[Data records]
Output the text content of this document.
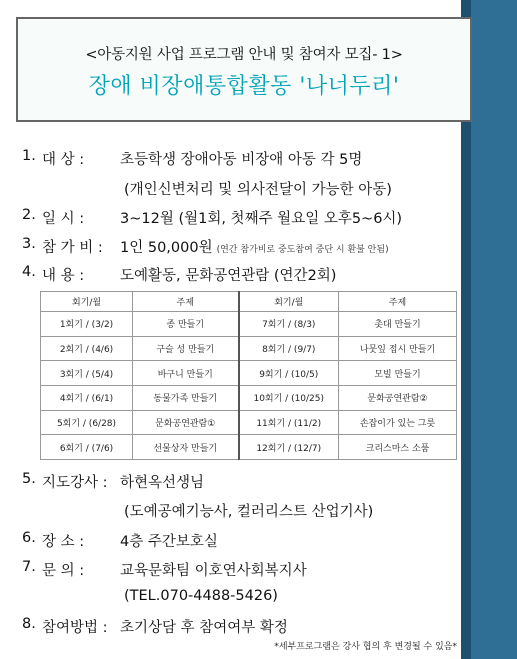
<아동지원 사업 프로그램 안내 및 참여자 모집- 1>
장애 비장애통합활동 '나너두리'
1. 대 상 : 초등학생 장애아동 비장애 아동 각 5명
(개인신변처리 및 의사전달이 가능한 아동)
2. 일 시 : 3~12월 (월1회, 첫째주 월요일 오후5~6시)
3. 참 가 비 : 1인 50,000원 (연간 참가비로 중도참여 중단 시 환불 안됨)
4. 내 용 : 도예활동, 문화공연관람 (연간2회)
회기/월	주제	회기/월	주제
1회기 / (3/2)	종 만들기	7회기 / (8/3)	촛대 만들기
2회기 / (4/6)	구슬 성 만들기	8회기 / (9/7)	나뭇잎 접시 만들기
3회기 / (5/4)	바구니 만들기	9회기 / (10/5)	모빌 만들기
4회기 / (6/1)	동물가족 만들기	10회기 / (10/25)	문화공연관람②
5회기 / (6/28)	문화공연관람①	11회기 / (11/2)	손잡이가 있는 그릇
6회기 / (7/6)	선물상자 만들기	12회기 / (12/7)	크리스마스 소품
5. 지도강사 : 하현옥선생님
(도예공예기능사, 컬러리스트 산업기사)
6. 장 소 : 4층 주간보호실
7. 문 의 : 교육문화팀 이호연사회복지사
(TEL.070-4488-5426)
8. 참여방법 : 초기상담 후 참여여부 확정
*세부프로그램은 강사 협의 후 변경될 수 있음*
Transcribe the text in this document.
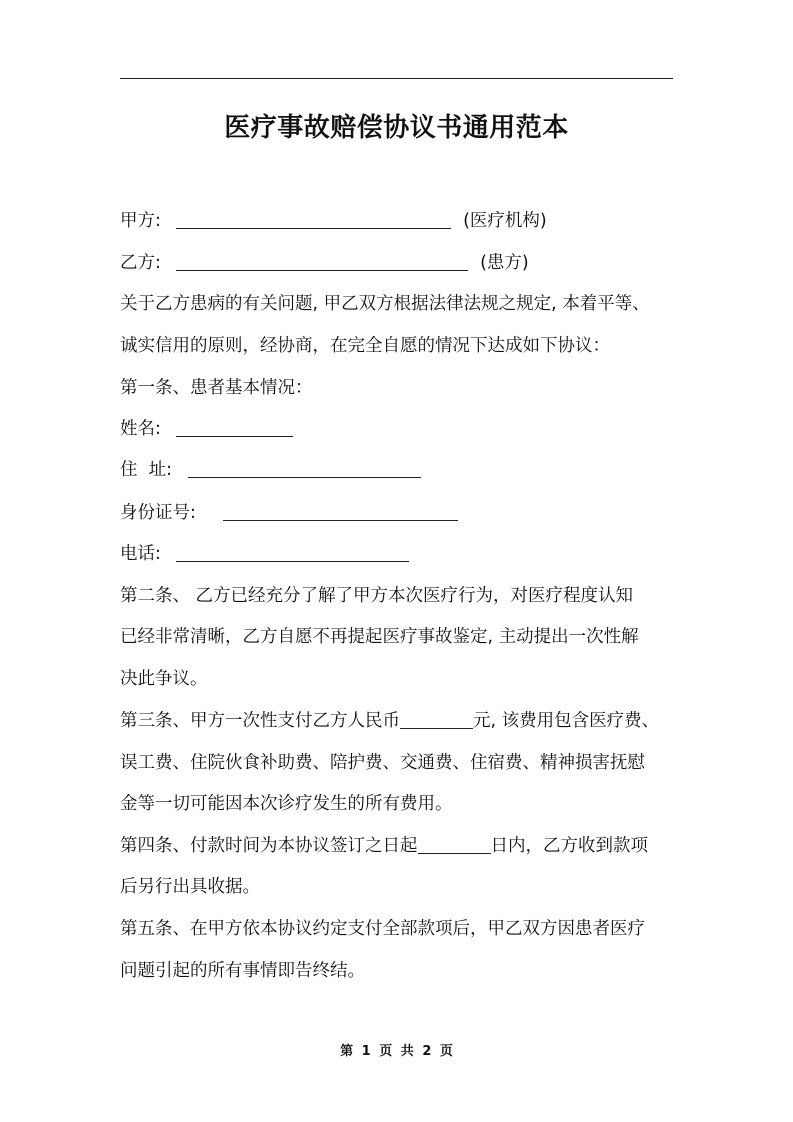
医疗事故赔偿协议书通用范本
甲方:	(医疗机构)
乙方:	(患方)
关于乙方患病的有关问题, 甲乙双方根据法律法规之规定, 本着平等、
诚实信用的原则，经协商，在完全自愿的情况下达成如下协议：
第一条、患者基本情况：
姓名:
住  址:
身份证号:
电话:
第二条、 乙方已经充分了解了甲方本次医疗行为，对医疗程度认知
已经非常清晰，乙方自愿不再提起医疗事故鉴定, 主动提出一次性解
决此争议。
第三条、甲方一次性支付乙方人民币	元, 该费用包含医疗费、
误工费、住院伙食补助费、陪护费、交通费、住宿费、精神损害抚慰
金等一切可能因本次诊疗发生的所有费用。
第四条、付款时间为本协议签订之日起	日内，乙方收到款项
后另行出具收据。
第五条、在甲方依本协议约定支付全部款项后，甲乙双方因患者医疗
问题引起的所有事情即告终结。
第 1 页 共 2 页
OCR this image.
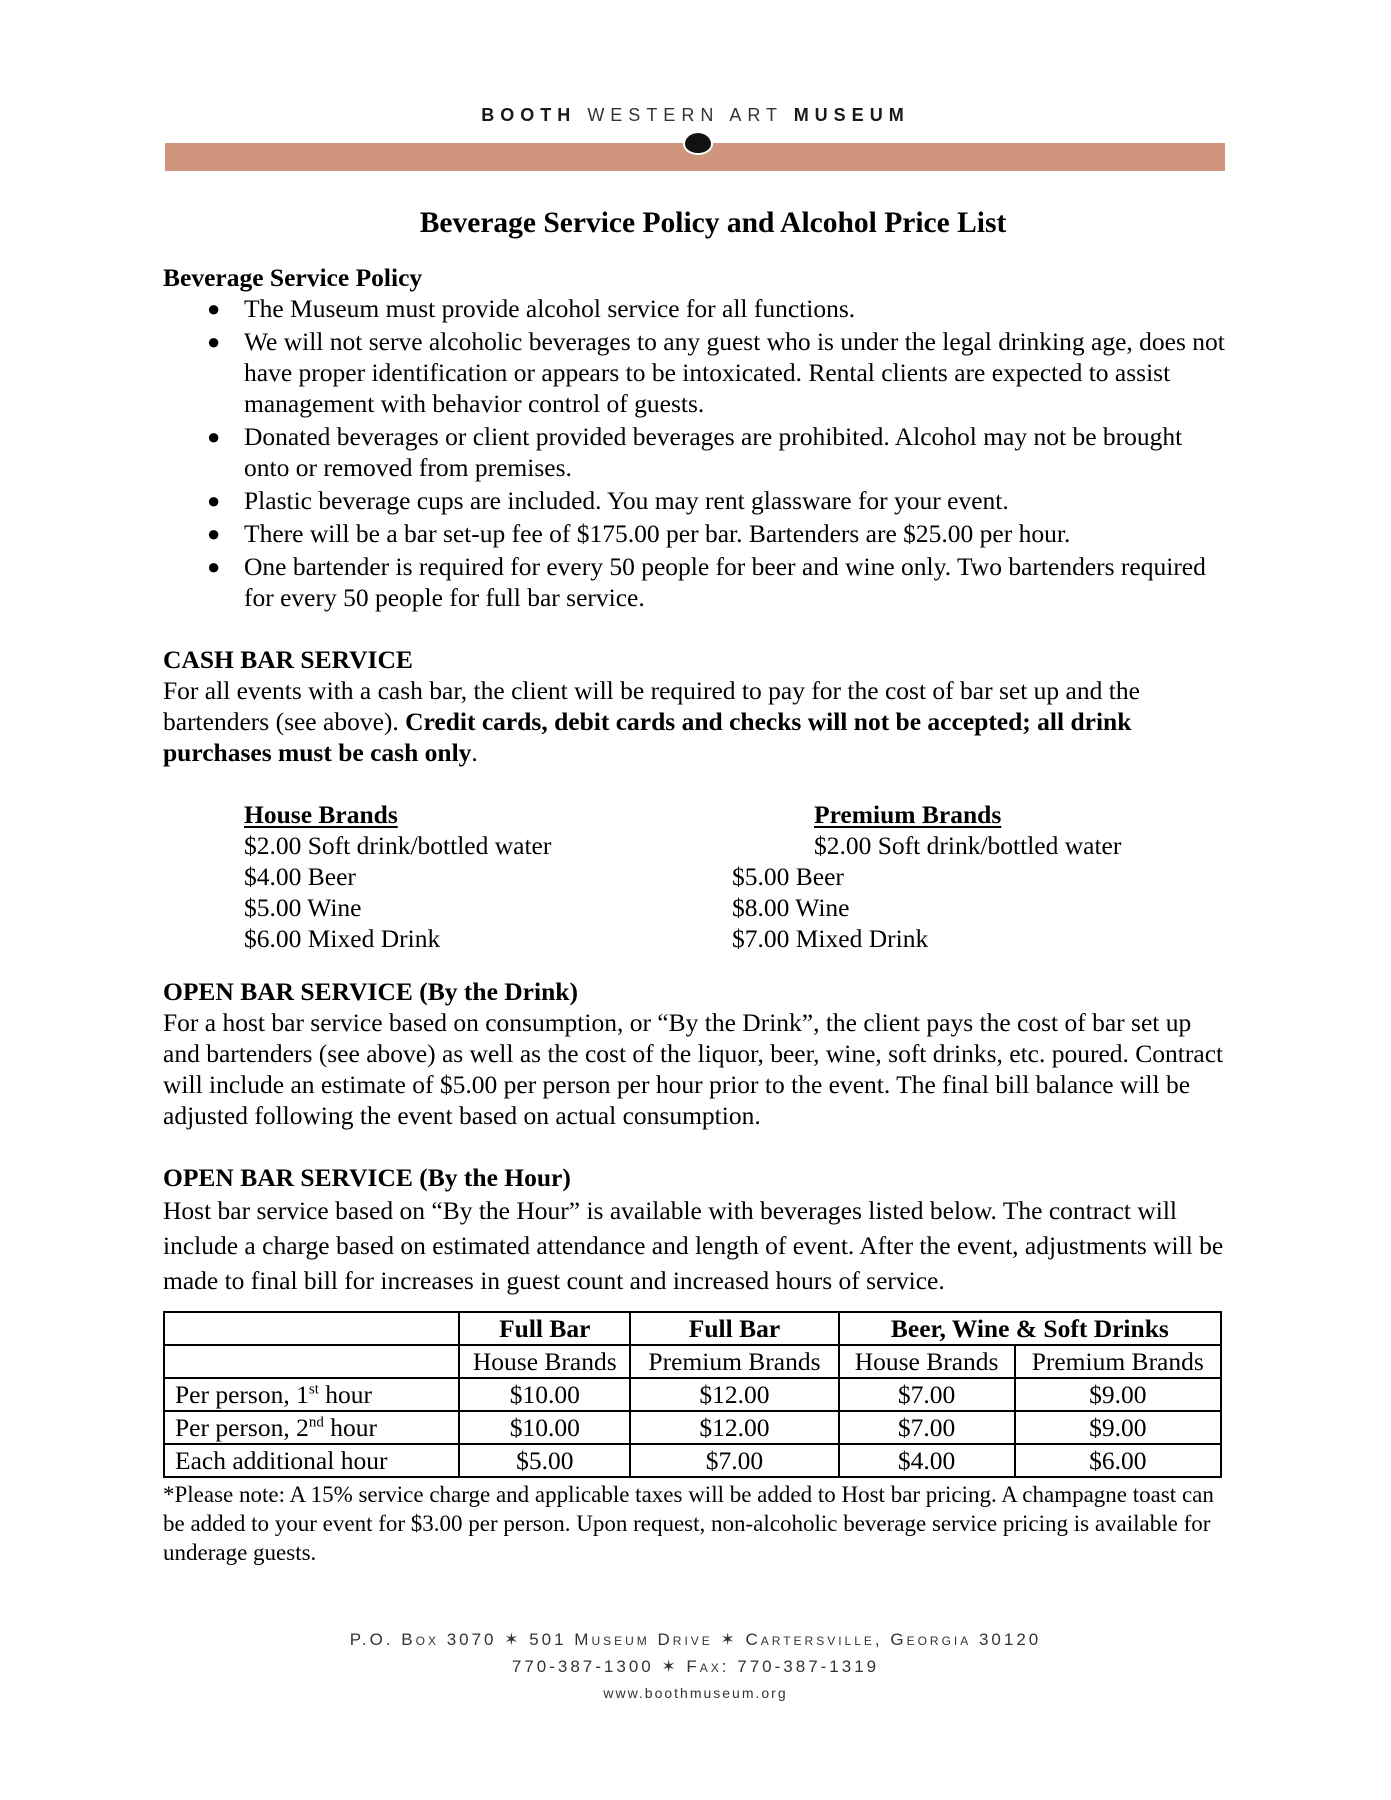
BOOTH WESTERN ART MUSEUM
Beverage Service Policy and Alcohol Price List
Beverage Service Policy
● The Museum must provide alcohol service for all functions.
● We will not serve alcoholic beverages to any guest who is under the legal drinking age, does not have proper identification or appears to be intoxicated. Rental clients are expected to assist management with behavior control of guests.
● Donated beverages or client provided beverages are prohibited. Alcohol may not be brought onto or removed from premises.
● Plastic beverage cups are included. You may rent glassware for your event.
● There will be a bar set-up fee of $175.00 per bar. Bartenders are $25.00 per hour.
● One bartender is required for every 50 people for beer and wine only. Two bartenders required for every 50 people for full bar service.
CASH BAR SERVICE

For all events with a cash bar, the client will be required to pay for the cost of bar set up and the bartenders (see above). Credit cards, debit cards and checks will not be accepted; all drink purchases must be cash only.

House Brands
$2.00 Soft drink/bottled water
$4.00 Beer
$5.00 Wine
$6.00 Mixed Drink
Premium Brands
$2.00 Soft drink/bottled water
$5.00 Beer
$8.00 Wine
$7.00 Mixed Drink
OPEN BAR SERVICE (By the Drink)

For a host bar service based on consumption, or “By the Drink”, the client pays the cost of bar set up and bartenders (see above) as well as the cost of the liquor, beer, wine, soft drinks, etc. poured. Contract will include an estimate of $5.00 per person per hour prior to the event. The final bill balance will be adjusted following the event based on actual consumption.

OPEN BAR SERVICE (By the Hour)

Host bar service based on “By the Hour” is available with beverages listed below. The contract will include a charge based on estimated attendance and length of event. After the event, adjustments will be made to final bill for increases in guest count and increased hours of service.

	Full Bar	Full Bar	Beer, Wine & Soft Drinks	
	House Brands	Premium Brands	House Brands	Premium Brands
Per person, 1st hour	$10.00	$12.00	$7.00	$9.00
Per person, 2nd hour	$10.00	$12.00	$7.00	$9.00
Each additional hour	$5.00	$7.00	$4.00	$6.00

*Please note: A 15% service charge and applicable taxes will be added to Host bar pricing. A champagne toast can be added to your event for $3.00 per person. Upon request, non-alcoholic beverage service pricing is available for underage guests.

P.O. Box 3070 ✶ 501 Museum Drive ✶ Cartersville, Georgia 30120
770-387-1300 ✶ Fax: 770-387-1319
www.boothmuseum.org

[WHAT NEEDS TO BE DONE] Reply with the number of lines in the preceding entries that contain "OPEN", and no other words.

[ANSWER BELOW] 2